Copy every line from the data below in which the string "uczestnicy" can be found.

* BEGIN SOURCE MATERIAL *

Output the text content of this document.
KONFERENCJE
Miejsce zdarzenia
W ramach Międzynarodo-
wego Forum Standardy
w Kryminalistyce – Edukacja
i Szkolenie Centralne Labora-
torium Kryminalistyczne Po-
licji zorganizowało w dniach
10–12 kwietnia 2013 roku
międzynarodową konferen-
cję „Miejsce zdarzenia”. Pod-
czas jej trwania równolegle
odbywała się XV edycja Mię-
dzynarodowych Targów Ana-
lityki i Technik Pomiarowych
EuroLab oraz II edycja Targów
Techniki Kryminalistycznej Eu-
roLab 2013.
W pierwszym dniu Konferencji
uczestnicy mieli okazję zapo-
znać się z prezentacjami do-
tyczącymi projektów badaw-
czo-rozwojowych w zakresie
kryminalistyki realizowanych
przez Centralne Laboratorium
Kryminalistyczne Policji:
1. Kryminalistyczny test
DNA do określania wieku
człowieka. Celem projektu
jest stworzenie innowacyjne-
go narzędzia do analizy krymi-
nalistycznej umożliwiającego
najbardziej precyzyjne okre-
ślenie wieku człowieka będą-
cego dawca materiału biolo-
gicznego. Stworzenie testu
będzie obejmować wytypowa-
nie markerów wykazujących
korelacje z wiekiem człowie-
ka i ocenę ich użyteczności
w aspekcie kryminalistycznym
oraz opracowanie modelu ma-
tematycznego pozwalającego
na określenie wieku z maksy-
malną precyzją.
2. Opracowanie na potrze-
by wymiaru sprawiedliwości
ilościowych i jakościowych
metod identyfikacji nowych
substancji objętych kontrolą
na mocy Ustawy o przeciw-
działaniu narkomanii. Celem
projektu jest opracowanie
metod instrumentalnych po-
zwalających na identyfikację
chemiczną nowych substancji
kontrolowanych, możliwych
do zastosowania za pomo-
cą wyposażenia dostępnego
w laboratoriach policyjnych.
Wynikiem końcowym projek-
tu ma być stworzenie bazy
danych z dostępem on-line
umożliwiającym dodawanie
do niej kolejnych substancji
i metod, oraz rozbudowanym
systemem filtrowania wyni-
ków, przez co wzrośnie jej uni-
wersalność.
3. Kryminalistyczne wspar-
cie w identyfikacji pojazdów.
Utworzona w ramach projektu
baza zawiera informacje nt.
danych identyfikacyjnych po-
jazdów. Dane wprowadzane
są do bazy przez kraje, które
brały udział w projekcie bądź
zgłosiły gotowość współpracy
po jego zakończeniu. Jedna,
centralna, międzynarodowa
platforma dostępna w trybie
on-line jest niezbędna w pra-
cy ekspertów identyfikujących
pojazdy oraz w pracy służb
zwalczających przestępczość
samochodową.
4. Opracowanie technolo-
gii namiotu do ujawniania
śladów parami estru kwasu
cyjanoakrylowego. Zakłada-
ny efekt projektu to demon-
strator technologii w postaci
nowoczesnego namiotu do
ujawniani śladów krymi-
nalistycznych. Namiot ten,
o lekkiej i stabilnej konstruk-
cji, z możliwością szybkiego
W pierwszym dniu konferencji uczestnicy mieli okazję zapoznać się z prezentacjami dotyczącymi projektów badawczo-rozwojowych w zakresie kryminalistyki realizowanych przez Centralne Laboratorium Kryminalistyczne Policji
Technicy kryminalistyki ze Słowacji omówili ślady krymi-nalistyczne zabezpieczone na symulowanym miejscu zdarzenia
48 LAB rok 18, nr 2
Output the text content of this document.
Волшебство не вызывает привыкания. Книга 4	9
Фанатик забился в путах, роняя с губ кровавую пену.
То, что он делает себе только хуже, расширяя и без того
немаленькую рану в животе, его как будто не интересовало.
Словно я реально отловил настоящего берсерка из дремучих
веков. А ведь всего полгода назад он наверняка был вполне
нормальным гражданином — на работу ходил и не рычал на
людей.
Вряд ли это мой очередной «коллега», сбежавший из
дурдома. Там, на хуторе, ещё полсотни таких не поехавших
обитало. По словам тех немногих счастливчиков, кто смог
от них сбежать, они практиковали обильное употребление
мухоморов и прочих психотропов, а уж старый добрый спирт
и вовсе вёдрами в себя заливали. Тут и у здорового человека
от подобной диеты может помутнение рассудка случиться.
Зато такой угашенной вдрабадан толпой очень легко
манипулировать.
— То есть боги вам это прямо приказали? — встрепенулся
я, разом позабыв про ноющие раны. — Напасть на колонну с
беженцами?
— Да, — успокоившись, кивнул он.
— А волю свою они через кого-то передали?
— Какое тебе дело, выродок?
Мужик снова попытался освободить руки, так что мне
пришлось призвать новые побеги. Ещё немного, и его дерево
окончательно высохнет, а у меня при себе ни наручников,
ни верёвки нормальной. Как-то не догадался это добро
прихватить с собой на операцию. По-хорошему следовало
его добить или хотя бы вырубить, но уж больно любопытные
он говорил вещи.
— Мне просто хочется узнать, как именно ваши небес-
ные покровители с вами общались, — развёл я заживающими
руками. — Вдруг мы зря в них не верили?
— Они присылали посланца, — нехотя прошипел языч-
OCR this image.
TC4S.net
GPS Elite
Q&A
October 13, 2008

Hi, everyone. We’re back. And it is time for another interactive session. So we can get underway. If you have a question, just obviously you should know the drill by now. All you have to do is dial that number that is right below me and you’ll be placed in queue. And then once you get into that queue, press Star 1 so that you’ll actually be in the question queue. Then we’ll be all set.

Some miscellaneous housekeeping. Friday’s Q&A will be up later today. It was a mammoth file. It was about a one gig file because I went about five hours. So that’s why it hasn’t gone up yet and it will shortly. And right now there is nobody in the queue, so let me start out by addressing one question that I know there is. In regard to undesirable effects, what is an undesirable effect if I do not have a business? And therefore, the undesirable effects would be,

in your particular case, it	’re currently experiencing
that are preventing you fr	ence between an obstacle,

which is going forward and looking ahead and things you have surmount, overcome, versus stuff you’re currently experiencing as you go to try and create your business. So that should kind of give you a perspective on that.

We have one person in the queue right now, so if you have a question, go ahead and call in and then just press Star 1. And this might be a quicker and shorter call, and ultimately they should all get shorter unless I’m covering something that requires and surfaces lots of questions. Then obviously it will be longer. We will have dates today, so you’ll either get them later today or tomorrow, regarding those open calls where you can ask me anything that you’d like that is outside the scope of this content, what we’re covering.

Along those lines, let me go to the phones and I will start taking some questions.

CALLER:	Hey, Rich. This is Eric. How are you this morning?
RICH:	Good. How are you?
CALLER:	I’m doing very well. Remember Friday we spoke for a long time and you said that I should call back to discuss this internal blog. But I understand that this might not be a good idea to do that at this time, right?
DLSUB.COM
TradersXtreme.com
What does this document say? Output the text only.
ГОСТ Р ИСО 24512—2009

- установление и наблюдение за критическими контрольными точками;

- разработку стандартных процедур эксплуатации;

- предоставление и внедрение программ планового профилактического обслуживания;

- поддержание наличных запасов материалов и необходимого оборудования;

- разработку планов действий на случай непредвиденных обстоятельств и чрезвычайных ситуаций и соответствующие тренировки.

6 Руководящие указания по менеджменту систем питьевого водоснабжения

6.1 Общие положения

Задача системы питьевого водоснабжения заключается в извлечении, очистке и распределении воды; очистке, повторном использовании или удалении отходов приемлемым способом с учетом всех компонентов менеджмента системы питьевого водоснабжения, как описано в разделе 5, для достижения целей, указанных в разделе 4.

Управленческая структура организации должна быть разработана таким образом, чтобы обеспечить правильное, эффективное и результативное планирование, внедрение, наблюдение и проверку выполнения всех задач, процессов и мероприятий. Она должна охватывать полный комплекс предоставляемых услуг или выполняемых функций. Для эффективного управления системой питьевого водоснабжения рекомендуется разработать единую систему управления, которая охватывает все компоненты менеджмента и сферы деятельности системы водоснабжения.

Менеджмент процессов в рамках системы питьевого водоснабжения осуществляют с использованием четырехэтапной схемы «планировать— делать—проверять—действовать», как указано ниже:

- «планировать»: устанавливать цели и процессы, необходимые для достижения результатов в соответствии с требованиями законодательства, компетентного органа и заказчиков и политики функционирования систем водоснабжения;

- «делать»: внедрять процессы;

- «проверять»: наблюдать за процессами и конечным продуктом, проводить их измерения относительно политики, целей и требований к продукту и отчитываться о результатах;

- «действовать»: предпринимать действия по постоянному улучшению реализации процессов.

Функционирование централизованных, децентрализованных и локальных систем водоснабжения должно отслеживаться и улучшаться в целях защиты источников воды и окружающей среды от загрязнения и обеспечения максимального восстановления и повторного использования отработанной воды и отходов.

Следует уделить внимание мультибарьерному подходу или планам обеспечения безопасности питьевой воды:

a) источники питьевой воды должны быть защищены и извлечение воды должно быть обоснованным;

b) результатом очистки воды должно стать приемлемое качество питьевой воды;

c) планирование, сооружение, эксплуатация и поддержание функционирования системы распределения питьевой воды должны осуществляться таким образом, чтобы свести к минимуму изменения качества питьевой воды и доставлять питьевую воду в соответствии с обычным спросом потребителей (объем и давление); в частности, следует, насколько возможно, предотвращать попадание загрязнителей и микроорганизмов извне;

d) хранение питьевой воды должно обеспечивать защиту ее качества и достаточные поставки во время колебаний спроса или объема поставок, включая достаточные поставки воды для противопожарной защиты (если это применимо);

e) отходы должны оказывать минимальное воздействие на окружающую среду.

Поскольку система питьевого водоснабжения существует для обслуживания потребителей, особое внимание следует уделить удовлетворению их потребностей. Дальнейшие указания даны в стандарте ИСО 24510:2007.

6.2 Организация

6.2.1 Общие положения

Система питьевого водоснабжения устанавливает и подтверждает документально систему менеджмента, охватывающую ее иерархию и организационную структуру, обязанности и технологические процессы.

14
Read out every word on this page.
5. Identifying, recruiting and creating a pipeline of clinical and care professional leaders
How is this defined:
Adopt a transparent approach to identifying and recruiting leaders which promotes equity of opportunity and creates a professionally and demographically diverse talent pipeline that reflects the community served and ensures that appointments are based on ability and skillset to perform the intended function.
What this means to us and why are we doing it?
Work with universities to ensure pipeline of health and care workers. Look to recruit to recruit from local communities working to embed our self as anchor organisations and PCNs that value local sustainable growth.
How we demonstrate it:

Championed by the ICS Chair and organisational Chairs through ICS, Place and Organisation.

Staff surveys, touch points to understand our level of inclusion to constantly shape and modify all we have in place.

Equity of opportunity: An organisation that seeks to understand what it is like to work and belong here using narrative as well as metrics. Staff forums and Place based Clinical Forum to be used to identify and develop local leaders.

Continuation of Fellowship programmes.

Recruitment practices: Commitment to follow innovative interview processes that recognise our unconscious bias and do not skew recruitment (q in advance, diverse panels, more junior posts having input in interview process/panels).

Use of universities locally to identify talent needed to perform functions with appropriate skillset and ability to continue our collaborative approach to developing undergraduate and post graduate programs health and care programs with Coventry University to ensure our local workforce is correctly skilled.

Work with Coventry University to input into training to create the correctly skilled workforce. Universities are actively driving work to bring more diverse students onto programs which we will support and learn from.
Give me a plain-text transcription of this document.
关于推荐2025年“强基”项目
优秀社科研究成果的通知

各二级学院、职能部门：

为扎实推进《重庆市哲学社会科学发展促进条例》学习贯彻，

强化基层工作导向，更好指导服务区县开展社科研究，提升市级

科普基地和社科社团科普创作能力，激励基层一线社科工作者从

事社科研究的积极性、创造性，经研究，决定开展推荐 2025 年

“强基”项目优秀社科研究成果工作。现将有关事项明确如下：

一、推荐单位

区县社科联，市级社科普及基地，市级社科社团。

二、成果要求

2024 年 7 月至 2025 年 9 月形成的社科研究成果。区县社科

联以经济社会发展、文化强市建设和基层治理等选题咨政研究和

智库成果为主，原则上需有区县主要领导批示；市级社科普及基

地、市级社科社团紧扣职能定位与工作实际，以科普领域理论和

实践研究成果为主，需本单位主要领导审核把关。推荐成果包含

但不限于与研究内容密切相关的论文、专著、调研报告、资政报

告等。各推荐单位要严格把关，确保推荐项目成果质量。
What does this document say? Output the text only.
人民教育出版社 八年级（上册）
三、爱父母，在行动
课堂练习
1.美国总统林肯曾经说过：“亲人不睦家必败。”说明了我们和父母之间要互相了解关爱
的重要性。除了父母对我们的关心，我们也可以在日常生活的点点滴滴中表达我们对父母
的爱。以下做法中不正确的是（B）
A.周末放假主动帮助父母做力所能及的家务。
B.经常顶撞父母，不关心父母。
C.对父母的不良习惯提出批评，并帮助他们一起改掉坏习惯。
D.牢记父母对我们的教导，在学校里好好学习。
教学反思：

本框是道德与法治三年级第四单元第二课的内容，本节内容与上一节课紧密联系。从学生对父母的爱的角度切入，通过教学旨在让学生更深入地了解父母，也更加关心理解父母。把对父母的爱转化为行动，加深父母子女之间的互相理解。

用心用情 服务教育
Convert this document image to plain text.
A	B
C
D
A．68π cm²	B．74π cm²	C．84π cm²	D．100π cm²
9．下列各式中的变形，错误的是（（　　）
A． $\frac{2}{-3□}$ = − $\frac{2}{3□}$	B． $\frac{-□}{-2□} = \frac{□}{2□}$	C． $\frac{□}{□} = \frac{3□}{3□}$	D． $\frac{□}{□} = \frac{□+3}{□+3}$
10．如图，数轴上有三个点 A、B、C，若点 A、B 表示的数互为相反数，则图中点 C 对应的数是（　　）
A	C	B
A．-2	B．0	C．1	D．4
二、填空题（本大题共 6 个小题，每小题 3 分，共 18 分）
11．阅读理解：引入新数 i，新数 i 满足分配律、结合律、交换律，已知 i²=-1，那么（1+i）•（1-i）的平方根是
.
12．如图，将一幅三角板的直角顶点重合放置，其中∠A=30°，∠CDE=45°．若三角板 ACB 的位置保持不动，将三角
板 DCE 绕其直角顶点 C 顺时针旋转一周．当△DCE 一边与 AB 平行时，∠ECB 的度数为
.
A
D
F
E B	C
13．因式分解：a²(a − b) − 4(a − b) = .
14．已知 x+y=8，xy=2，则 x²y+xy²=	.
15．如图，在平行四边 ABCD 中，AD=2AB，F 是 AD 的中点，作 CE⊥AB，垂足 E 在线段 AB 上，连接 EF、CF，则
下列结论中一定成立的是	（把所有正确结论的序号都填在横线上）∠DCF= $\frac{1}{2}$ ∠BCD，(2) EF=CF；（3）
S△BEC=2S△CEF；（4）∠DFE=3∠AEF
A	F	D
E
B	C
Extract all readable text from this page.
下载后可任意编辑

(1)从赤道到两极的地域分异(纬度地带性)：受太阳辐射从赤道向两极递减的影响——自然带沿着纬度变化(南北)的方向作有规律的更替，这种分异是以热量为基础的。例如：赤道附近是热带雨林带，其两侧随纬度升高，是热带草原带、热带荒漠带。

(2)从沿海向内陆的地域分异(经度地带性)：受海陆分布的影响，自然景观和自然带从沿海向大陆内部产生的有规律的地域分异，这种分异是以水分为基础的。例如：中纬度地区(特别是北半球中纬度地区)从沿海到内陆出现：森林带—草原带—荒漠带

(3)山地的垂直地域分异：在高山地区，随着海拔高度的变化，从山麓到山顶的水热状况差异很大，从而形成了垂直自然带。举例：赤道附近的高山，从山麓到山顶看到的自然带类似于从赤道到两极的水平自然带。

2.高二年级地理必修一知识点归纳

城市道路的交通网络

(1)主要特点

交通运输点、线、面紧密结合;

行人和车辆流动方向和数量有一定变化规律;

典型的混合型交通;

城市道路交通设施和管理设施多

* END SOURCE MATERIAL *

REPLY TO THE EXERCISE:
uczestnicy mieli okazję zapo-
W pierwszym dniu konferencji uczestnicy mieli okazję zapoznać się z prezentacjami dotyczącymi projektów badawczo-rozwojowych w zakresie kryminalistyki realizowanych przez Centralne Laboratorium Kryminalistyczne Policji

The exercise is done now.